→ STATED PROBLEM
Write out the lines below exactly as they appear, from the line that contains "Patent image size: (841, 462)." through the line that contains "The functional layer 50 is at (643, 150).", inclusive.

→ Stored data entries
▶

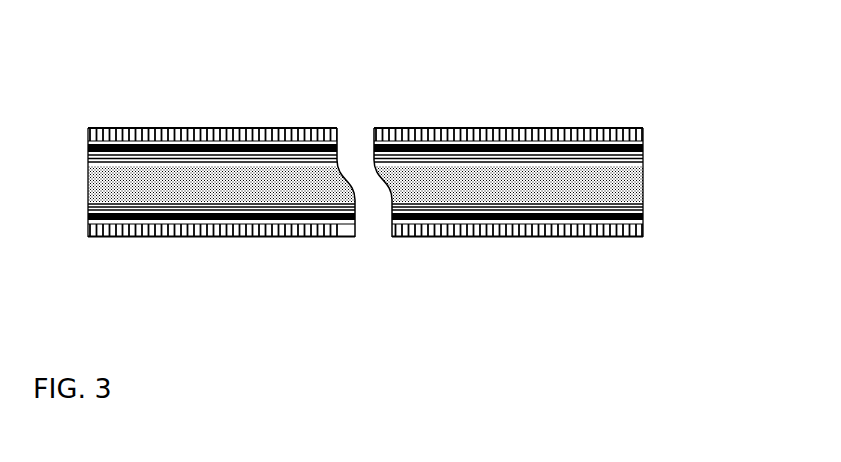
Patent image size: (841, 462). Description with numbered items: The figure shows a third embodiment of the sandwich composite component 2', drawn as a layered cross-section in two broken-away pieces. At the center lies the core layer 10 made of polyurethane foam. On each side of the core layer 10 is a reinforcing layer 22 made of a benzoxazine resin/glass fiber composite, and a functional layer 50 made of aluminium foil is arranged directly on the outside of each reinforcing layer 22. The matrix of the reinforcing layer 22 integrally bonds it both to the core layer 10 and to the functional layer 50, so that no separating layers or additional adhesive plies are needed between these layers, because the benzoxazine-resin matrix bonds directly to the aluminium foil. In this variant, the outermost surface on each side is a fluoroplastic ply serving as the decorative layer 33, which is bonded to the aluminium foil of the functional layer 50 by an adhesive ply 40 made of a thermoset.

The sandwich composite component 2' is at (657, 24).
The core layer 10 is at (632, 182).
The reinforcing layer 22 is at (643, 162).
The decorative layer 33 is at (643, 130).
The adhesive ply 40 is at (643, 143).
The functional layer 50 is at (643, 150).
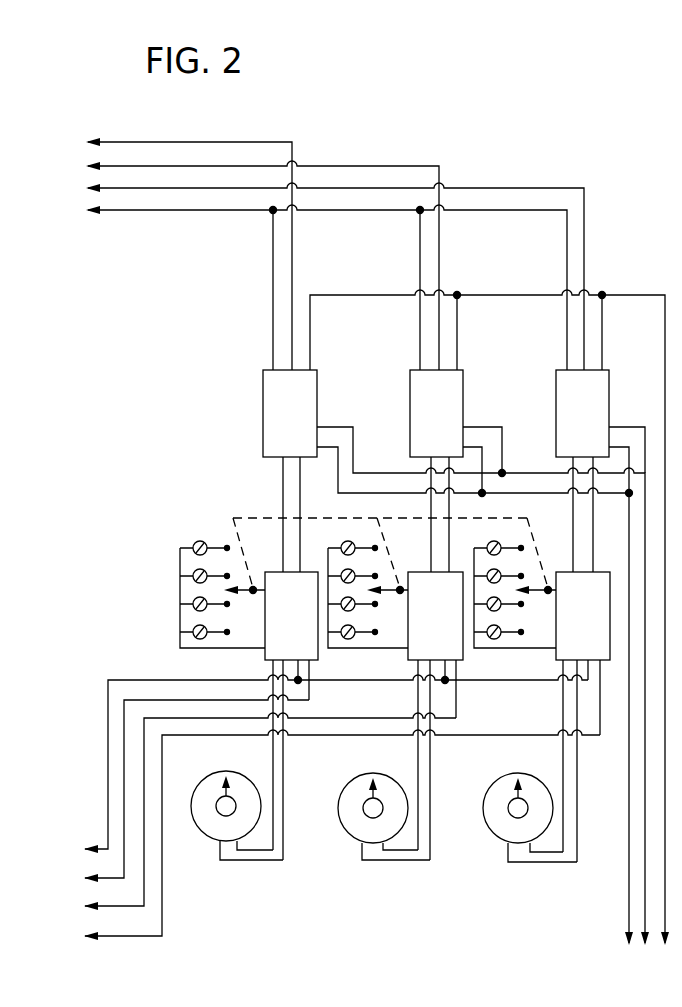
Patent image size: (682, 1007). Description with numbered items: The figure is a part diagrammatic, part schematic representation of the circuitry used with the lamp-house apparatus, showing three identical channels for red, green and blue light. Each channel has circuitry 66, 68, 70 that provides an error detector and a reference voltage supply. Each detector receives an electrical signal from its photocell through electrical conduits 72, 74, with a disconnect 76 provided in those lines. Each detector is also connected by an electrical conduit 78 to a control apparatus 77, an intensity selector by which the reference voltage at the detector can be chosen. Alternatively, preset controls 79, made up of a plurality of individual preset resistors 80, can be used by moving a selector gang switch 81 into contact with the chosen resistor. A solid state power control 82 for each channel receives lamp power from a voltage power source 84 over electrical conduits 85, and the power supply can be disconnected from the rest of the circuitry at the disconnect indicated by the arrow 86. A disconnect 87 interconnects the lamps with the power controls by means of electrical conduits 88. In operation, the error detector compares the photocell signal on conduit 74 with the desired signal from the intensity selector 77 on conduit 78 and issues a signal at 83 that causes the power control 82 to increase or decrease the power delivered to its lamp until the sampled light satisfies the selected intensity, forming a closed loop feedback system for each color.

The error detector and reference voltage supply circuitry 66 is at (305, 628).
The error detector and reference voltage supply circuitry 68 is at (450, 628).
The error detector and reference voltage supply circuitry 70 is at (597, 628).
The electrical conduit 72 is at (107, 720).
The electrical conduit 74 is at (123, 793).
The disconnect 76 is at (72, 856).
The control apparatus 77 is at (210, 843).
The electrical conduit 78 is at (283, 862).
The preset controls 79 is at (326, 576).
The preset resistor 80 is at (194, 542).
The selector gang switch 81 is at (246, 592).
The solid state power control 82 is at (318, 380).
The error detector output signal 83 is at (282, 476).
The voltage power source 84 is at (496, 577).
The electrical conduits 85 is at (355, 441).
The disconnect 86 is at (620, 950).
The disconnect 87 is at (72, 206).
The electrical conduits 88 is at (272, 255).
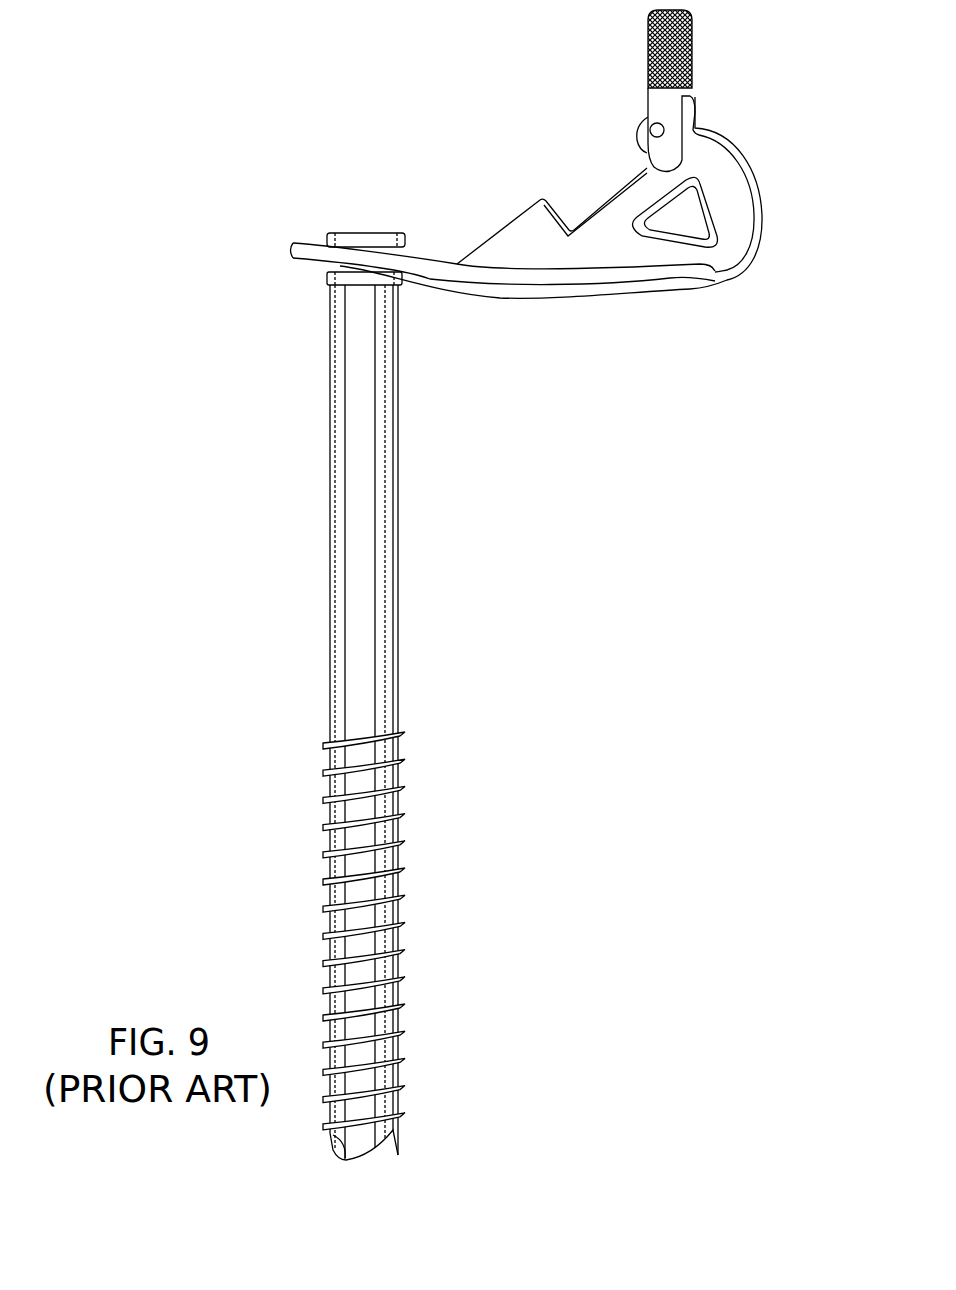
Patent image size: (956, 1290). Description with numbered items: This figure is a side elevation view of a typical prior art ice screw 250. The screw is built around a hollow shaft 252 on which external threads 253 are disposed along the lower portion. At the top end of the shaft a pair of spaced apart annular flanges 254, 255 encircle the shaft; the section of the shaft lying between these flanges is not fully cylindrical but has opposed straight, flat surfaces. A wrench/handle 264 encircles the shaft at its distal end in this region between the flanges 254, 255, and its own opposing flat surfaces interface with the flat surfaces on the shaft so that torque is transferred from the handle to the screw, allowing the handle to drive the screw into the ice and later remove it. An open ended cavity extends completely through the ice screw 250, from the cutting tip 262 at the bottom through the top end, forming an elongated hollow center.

◀
▶

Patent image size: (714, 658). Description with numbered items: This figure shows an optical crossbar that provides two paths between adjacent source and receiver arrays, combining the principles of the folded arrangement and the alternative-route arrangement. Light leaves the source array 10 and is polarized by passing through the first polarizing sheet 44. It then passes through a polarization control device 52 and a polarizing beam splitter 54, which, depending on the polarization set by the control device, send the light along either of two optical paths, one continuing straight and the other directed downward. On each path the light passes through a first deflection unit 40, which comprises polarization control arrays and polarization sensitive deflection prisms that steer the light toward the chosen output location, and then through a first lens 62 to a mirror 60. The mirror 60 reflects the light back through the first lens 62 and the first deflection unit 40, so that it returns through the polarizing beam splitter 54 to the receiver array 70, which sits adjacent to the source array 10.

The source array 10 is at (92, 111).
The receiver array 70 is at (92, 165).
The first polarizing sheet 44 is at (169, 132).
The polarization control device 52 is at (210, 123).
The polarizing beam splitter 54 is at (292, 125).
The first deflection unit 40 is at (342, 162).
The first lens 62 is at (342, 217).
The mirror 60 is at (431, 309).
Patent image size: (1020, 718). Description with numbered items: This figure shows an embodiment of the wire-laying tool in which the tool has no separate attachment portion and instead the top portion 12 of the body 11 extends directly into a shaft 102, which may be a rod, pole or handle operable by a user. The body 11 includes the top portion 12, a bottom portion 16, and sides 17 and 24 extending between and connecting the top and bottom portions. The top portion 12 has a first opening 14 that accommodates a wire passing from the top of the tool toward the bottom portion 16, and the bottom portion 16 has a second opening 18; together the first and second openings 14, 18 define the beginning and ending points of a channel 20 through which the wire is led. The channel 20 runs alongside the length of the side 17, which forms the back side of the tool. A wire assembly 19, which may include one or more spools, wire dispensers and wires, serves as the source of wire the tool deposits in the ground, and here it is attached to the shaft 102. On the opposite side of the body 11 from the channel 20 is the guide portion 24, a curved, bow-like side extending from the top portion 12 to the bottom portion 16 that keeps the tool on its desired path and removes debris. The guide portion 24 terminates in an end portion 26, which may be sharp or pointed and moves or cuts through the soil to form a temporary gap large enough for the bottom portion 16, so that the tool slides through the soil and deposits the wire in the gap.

◀
▶

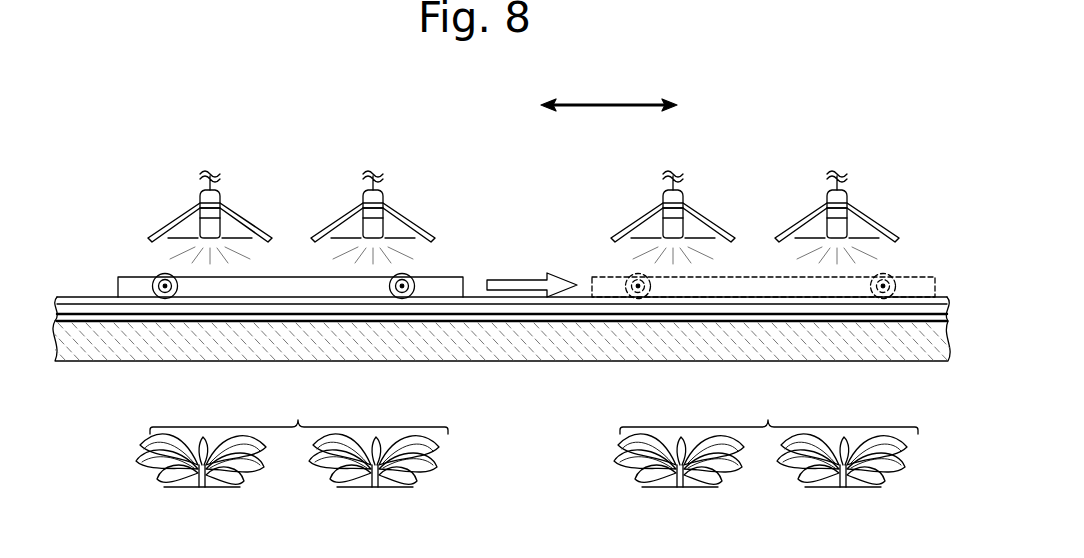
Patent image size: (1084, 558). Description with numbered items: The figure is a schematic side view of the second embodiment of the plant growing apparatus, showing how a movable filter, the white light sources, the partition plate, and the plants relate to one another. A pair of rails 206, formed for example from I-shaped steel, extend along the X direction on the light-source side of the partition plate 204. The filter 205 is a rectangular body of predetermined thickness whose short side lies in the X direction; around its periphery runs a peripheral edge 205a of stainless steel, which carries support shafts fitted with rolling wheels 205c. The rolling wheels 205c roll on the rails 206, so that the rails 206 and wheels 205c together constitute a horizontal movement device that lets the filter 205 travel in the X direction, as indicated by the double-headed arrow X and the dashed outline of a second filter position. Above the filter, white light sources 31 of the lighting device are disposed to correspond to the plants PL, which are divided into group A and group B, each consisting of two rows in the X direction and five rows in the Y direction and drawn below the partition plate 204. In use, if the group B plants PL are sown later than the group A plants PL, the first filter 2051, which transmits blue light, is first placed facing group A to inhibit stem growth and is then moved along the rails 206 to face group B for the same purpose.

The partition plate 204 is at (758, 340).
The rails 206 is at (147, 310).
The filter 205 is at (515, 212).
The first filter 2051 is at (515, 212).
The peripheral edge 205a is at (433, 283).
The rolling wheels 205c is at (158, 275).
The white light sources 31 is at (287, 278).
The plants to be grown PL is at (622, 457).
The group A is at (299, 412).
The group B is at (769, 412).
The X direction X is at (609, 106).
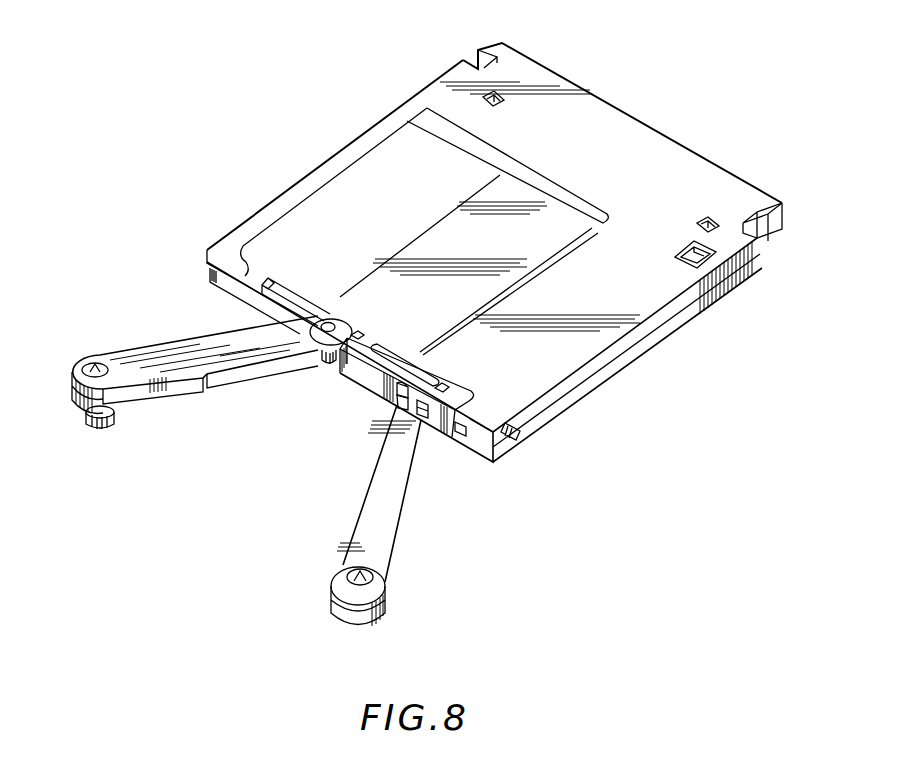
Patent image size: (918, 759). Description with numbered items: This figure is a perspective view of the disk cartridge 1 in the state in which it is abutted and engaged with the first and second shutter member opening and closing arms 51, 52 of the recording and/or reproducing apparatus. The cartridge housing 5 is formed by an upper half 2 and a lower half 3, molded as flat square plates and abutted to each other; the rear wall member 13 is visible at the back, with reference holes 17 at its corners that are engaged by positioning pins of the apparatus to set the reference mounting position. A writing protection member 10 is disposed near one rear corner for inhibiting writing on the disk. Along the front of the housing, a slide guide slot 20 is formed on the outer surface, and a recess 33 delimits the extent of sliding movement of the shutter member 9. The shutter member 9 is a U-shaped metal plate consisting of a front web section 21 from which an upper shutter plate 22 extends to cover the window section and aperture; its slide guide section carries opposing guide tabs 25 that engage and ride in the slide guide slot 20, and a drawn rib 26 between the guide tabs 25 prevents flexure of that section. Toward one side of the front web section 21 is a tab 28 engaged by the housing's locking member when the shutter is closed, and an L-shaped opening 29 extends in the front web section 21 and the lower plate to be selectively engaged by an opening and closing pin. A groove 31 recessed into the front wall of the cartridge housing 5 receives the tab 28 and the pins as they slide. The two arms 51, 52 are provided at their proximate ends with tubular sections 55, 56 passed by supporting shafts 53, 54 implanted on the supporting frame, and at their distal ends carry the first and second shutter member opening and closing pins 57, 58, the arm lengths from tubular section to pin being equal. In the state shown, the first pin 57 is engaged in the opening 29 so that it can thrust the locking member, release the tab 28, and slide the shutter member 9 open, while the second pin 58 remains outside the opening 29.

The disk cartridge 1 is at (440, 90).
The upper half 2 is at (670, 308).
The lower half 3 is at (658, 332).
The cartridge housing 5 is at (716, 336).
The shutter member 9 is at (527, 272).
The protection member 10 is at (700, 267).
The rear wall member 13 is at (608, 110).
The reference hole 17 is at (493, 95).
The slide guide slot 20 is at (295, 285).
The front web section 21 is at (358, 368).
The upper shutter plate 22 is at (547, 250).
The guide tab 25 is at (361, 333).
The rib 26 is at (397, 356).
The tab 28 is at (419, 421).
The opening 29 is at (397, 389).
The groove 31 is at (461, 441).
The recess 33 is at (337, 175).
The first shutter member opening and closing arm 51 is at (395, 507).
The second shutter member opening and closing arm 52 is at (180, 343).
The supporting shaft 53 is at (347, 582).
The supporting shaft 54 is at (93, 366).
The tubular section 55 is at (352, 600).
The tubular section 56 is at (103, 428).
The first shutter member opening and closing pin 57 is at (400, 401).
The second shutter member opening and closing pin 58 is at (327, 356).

◀

→ COMPLETE OUTPUT
Patent image size: (841, 462). Description with numbered items: The figure shows a third embodiment of the sandwich composite component 2', drawn as a layered cross-section in two broken-away pieces. At the center lies the core layer 10 made of polyurethane foam. On each side of the core layer 10 is a reinforcing layer 22 made of a benzoxazine resin/glass fiber composite, and a functional layer 50 made of aluminium foil is arranged directly on the outside of each reinforcing layer 22. The matrix of the reinforcing layer 22 integrally bonds it both to the core layer 10 and to the functional layer 50, so that no separating layers or additional adhesive plies are needed between these layers, because the benzoxazine-resin matrix bonds directly to the aluminium foil. In this variant, the outermost surface on each side is a fluoroplastic ply serving as the decorative layer 33, which is bonded to the aluminium foil of the functional layer 50 by an adhesive ply 40 made of a thermoset.

The sandwich composite component 2' is at (657, 24).
The core layer 10 is at (632, 182).
The reinforcing layer 22 is at (643, 162).
The decorative layer 33 is at (643, 130).
The adhesive ply 40 is at (643, 143).
The functional layer 50 is at (643, 150).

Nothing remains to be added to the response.